§ Dataset records:
— BEGIN —

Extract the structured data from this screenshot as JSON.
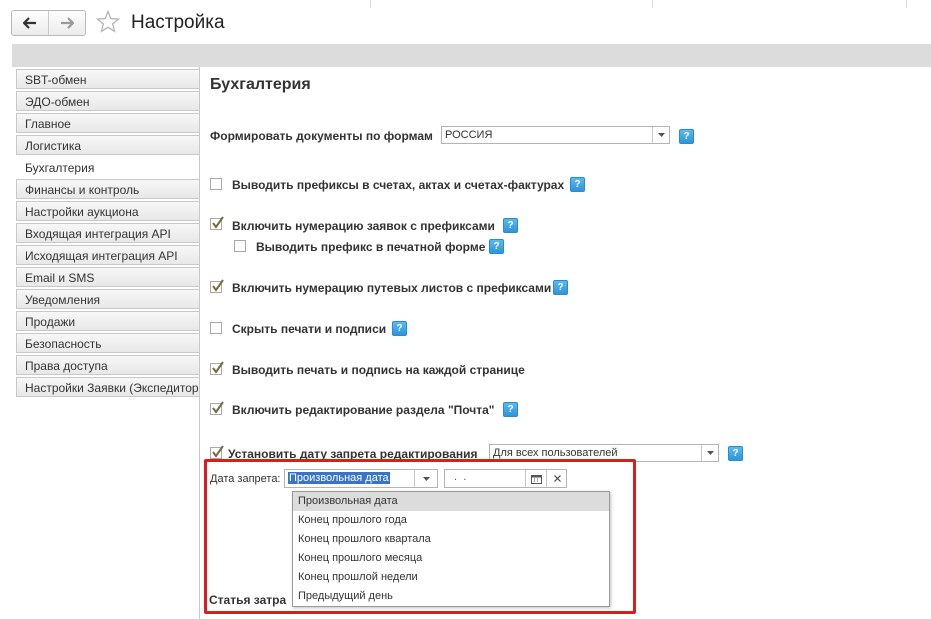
{
  "window": {
    "title": "Настройка"
  },
  "sidebar": {
    "items": [
      {
        "label": "SBT-обмен"
      },
      {
        "label": "ЭДО-обмен"
      },
      {
        "label": "Главное"
      },
      {
        "label": "Логистика"
      },
      {
        "label": "Бухгалтерия",
        "active": true
      },
      {
        "label": "Финансы и контроль"
      },
      {
        "label": "Настройки аукциона"
      },
      {
        "label": "Входящая интеграция API"
      },
      {
        "label": "Исходящая интеграция API"
      },
      {
        "label": "Email и SMS"
      },
      {
        "label": "Уведомления"
      },
      {
        "label": "Продажи"
      },
      {
        "label": "Безопасность"
      },
      {
        "label": "Права доступа"
      },
      {
        "label": "Настройки Заявки (Экспедитора)"
      }
    ]
  },
  "main": {
    "heading": "Бухгалтерия",
    "forms": {
      "label": "Формировать документы по формам",
      "value": "РОССИЯ"
    },
    "options": {
      "prefixes_invoices": {
        "label": "Выводить префиксы в счетах, актах и счетах-фактурах",
        "checked": false
      },
      "order_numbering": {
        "label": "Включить нумерацию заявок с префиксами",
        "checked": true
      },
      "print_prefix": {
        "label": "Выводить префикс в печатной форме",
        "checked": false
      },
      "waybill_numbering": {
        "label": "Включить нумерацию путевых листов с префиксами",
        "checked": true
      },
      "hide_stamps": {
        "label": "Скрыть печати и подписи",
        "checked": false
      },
      "stamp_each_page": {
        "label": "Выводить печать и подпись на каждой странице",
        "checked": true
      },
      "mail_editing": {
        "label": "Включить редактирование раздела \"Почта\"",
        "checked": true
      },
      "edit_lock": {
        "label": "Установить дату запрета редактирования",
        "checked": true,
        "users_value": "Для всех пользователей"
      }
    },
    "lock_date": {
      "label": "Дата запрета:",
      "mode_value": "Произвольная дата",
      "date_value": " .  .",
      "dropdown_options": [
        "Произвольная дата",
        "Конец прошлого года",
        "Конец прошлого квартала",
        "Конец прошлого месяца",
        "Конец прошлой недели",
        "Предыдущий день"
      ],
      "selected_option": "Произвольная дата"
    },
    "partial_label": "Статья затра",
    "help_glyph": "?"
  },
  "colors": {
    "highlight": "#d81e1e",
    "help": "#2f95d9",
    "check": "#7a6a3f"
  }
}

— END —

All of the entries need to be transcribed word for word; pictures are left out.

§ Answer:
Extract the structured data from this screenshot as JSON.
{
  "window": {
    "title": "Настройка"
  },
  "sidebar": {
    "items": [
      {
        "label": "SBT-обмен"
      },
      {
        "label": "ЭДО-обмен"
      },
      {
        "label": "Главное"
      },
      {
        "label": "Логистика"
      },
      {
        "label": "Бухгалтерия",
        "active": true
      },
      {
        "label": "Финансы и контроль"
      },
      {
        "label": "Настройки аукциона"
      },
      {
        "label": "Входящая интеграция API"
      },
      {
        "label": "Исходящая интеграция API"
      },
      {
        "label": "Email и SMS"
      },
      {
        "label": "Уведомления"
      },
      {
        "label": "Продажи"
      },
      {
        "label": "Безопасность"
      },
      {
        "label": "Права доступа"
      },
      {
        "label": "Настройки Заявки (Экспедитора)"
      }
    ]
  },
  "main": {
    "heading": "Бухгалтерия",
    "forms": {
      "label": "Формировать документы по формам",
      "value": "РОССИЯ"
    },
    "options": {
      "prefixes_invoices": {
        "label": "Выводить префиксы в счетах, актах и счетах-фактурах",
        "checked": false
      },
      "order_numbering": {
        "label": "Включить нумерацию заявок с префиксами",
        "checked": true
      },
      "print_prefix": {
        "label": "Выводить префикс в печатной форме",
        "checked": false
      },
      "waybill_numbering": {
        "label": "Включить нумерацию путевых листов с префиксами",
        "checked": true
      },
      "hide_stamps": {
        "label": "Скрыть печати и подписи",
        "checked": false
      },
      "stamp_each_page": {
        "label": "Выводить печать и подпись на каждой странице",
        "checked": true
      },
      "mail_editing": {
        "label": "Включить редактирование раздела \"Почта\"",
        "checked": true
      },
      "edit_lock": {
        "label": "Установить дату запрета редактирования",
        "checked": true,
        "users_value": "Для всех пользователей"
      }
    },
    "lock_date": {
      "label": "Дата запрета:",
      "mode_value": "Произвольная дата",
      "date_value": " .  .",
      "dropdown_options": [
        "Произвольная дата",
        "Конец прошлого года",
        "Конец прошлого квартала",
        "Конец прошлого месяца",
        "Конец прошлой недели",
        "Предыдущий день"
      ],
      "selected_option": "Произвольная дата"
    },
    "partial_label": "Статья затра",
    "help_glyph": "?"
  },
  "colors": {
    "highlight": "#d81e1e",
    "help": "#2f95d9",
    "check": "#7a6a3f"
  }
}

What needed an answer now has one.